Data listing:
__________

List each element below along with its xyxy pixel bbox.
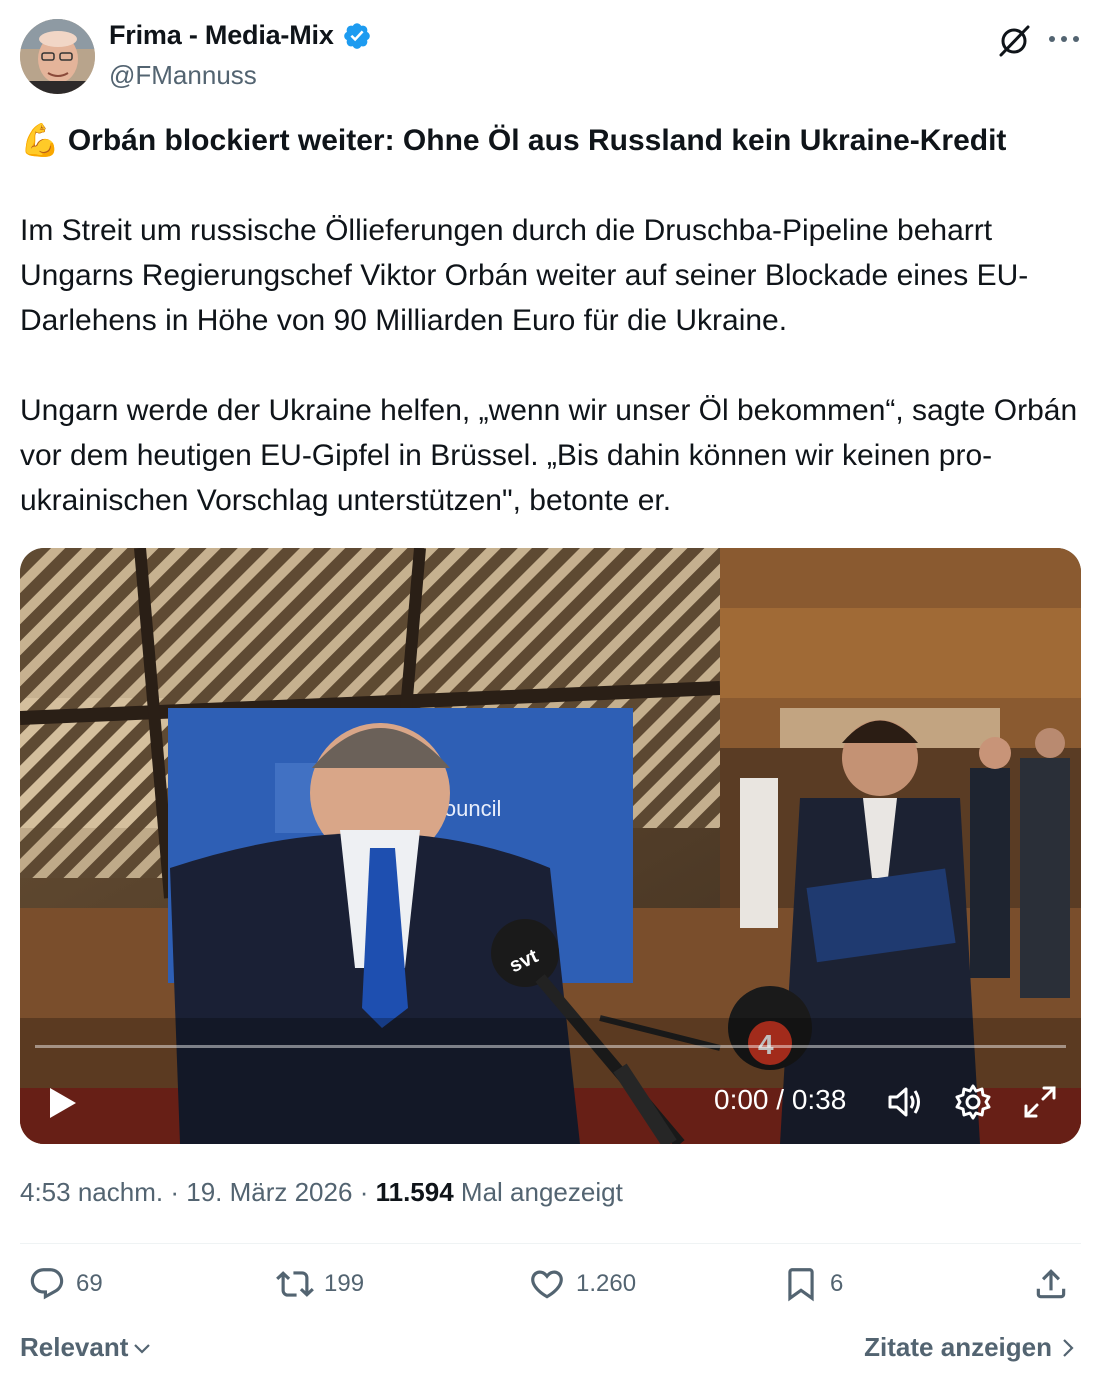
- headline-text: Orbán blockiert weiter: Ohne Öl aus Russ…: [67, 124, 1007, 157]
- sort-label: Relevant: [20, 1332, 129, 1362]
- views-label: Mal angezeigt: [460, 1177, 623, 1207]
- video-time: 0:00 / 0:38: [714, 1084, 847, 1115]
- bookmark-icon: [788, 1268, 814, 1302]
- video-frame: Council svt 4: [20, 548, 1081, 1144]
- repost-count: 199: [324, 1270, 365, 1297]
- settings-gear-icon[interactable]: [954, 1083, 992, 1121]
- play-icon[interactable]: [42, 1083, 82, 1123]
- quotes-label: Zitate anzeigen: [864, 1332, 1052, 1362]
- author-display-name[interactable]: Frima - Media-Mix: [109, 20, 334, 51]
- tweet-paragraph-1: Im Streit um russische Öllieferungen dur…: [20, 214, 1029, 337]
- reply-count: 69: [76, 1270, 103, 1297]
- tweet-headline: 💪 Orbán blockiert weiter: Ohne Öl aus Ru…: [20, 118, 1086, 163]
- share-button[interactable]: [1032, 1265, 1070, 1303]
- volume-icon[interactable]: [886, 1083, 924, 1121]
- reply-icon: [30, 1268, 64, 1300]
- view-quotes-link[interactable]: Zitate anzeigen: [864, 1332, 1076, 1363]
- tweet-text: 💪 Orbán blockiert weiter: Ohne Öl aus Ru…: [20, 118, 1086, 568]
- like-button[interactable]: 1.260: [528, 1265, 636, 1303]
- author-avatar[interactable]: [20, 19, 95, 94]
- bookmark-button[interactable]: 6: [782, 1265, 843, 1303]
- tweet-time[interactable]: 4:53 nachm.: [20, 1177, 163, 1207]
- grok-icon[interactable]: [995, 22, 1033, 60]
- repost-button[interactable]: 199: [276, 1265, 364, 1303]
- action-bar: 69 199 1.260 6: [20, 1265, 1081, 1317]
- like-count: 1.260: [576, 1270, 637, 1297]
- heart-icon: [531, 1270, 563, 1299]
- verified-badge-icon[interactable]: [342, 21, 372, 51]
- reply-button[interactable]: 69: [28, 1265, 103, 1303]
- fullscreen-icon[interactable]: [1022, 1084, 1058, 1120]
- views-count: 11.594: [375, 1177, 454, 1207]
- tweet-paragraph-2: Ungarn werde der Ukraine helfen, „wenn w…: [20, 394, 1078, 517]
- chevron-right-icon: [1063, 1338, 1074, 1357]
- avatar-portrait: [20, 19, 95, 94]
- author-handle[interactable]: @FMannuss: [109, 60, 257, 91]
- chevron-down-icon: [134, 1343, 151, 1354]
- tweet-date[interactable]: 19. März 2026: [186, 1177, 352, 1207]
- repost-icon: [276, 1271, 314, 1297]
- tweet-meta: 4:53 nachm. · 19. März 2026 · 11.594 Mal…: [20, 1177, 623, 1208]
- divider: [20, 1243, 1081, 1244]
- flexed-biceps-emoji-icon: 💪: [20, 122, 60, 158]
- meta-separator: ·: [170, 1177, 179, 1207]
- share-icon: [1036, 1269, 1066, 1299]
- more-icon[interactable]: [1044, 24, 1084, 54]
- video-player[interactable]: Council svt 4 0:00 / 0:38: [20, 548, 1081, 1144]
- bookmark-count: 6: [830, 1270, 844, 1297]
- video-progress-bar[interactable]: [35, 1045, 1066, 1048]
- sort-replies-dropdown[interactable]: Relevant: [20, 1332, 152, 1363]
- meta-separator: ·: [359, 1177, 369, 1207]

__________

STATED TASK:
Write out every row above line for line, with no changes, but leave the pictures out.

ANSWER BELOW:
List each element below along with its xyxy pixel bbox.
- headline-text: Orbán blockiert weiter: Ohne Öl aus Russ…: [67, 124, 1007, 157]
- sort-label: Relevant: [20, 1332, 129, 1362]
- views-label: Mal angezeigt: [460, 1177, 623, 1207]
- video-time: 0:00 / 0:38: [714, 1084, 847, 1115]
- bookmark-icon: [788, 1268, 814, 1302]
- video-frame: Council svt 4: [20, 548, 1081, 1144]
- repost-count: 199: [324, 1270, 365, 1297]
- settings-gear-icon[interactable]: [954, 1083, 992, 1121]
- play-icon[interactable]: [42, 1083, 82, 1123]
- quotes-label: Zitate anzeigen: [864, 1332, 1052, 1362]
- author-display-name[interactable]: Frima - Media-Mix: [109, 20, 334, 51]
- tweet-paragraph-1: Im Streit um russische Öllieferungen dur…: [20, 214, 1029, 337]
- reply-count: 69: [76, 1270, 103, 1297]
- tweet-headline: 💪 Orbán blockiert weiter: Ohne Öl aus Ru…: [20, 118, 1086, 163]
- share-button[interactable]: [1032, 1265, 1070, 1303]
- volume-icon[interactable]: [886, 1083, 924, 1121]
- reply-icon: [30, 1268, 64, 1300]
- view-quotes-link[interactable]: Zitate anzeigen: [864, 1332, 1076, 1363]
- tweet-text: 💪 Orbán blockiert weiter: Ohne Öl aus Ru…: [20, 118, 1086, 568]
- like-button[interactable]: 1.260: [528, 1265, 636, 1303]
- author-avatar[interactable]: [20, 19, 95, 94]
- bookmark-button[interactable]: 6: [782, 1265, 843, 1303]
- tweet-time[interactable]: 4:53 nachm.: [20, 1177, 163, 1207]
- grok-icon[interactable]: [995, 22, 1033, 60]
- repost-button[interactable]: 199: [276, 1265, 364, 1303]
- action-bar: 69 199 1.260 6: [20, 1265, 1081, 1317]
- like-count: 1.260: [576, 1270, 637, 1297]
- heart-icon: [531, 1270, 563, 1299]
- verified-badge-icon[interactable]: [342, 21, 372, 51]
- reply-button[interactable]: 69: [28, 1265, 103, 1303]
- fullscreen-icon[interactable]: [1022, 1084, 1058, 1120]
- views-count: 11.594: [375, 1177, 454, 1207]
- tweet-paragraph-2: Ungarn werde der Ukraine helfen, „wenn w…: [20, 394, 1078, 517]
- chevron-right-icon: [1063, 1338, 1074, 1357]
- avatar-portrait: [20, 19, 95, 94]
- author-handle[interactable]: @FMannuss: [109, 60, 257, 91]
- chevron-down-icon: [134, 1343, 151, 1354]
- tweet-date[interactable]: 19. März 2026: [186, 1177, 352, 1207]
- repost-icon: [276, 1271, 314, 1297]
- tweet-meta: 4:53 nachm. · 19. März 2026 · 11.594 Mal…: [20, 1177, 623, 1208]
- divider: [20, 1243, 1081, 1244]
- flexed-biceps-emoji-icon: 💪: [20, 122, 60, 158]
- meta-separator: ·: [170, 1177, 179, 1207]
- share-icon: [1036, 1269, 1066, 1299]
- more-icon[interactable]: [1044, 24, 1084, 54]
- video-player[interactable]: Council svt 4 0:00 / 0:38: [20, 548, 1081, 1144]
- bookmark-count: 6: [830, 1270, 844, 1297]
- video-progress-bar[interactable]: [35, 1045, 1066, 1048]
- sort-replies-dropdown[interactable]: Relevant: [20, 1332, 152, 1363]
- meta-separator: ·: [359, 1177, 369, 1207]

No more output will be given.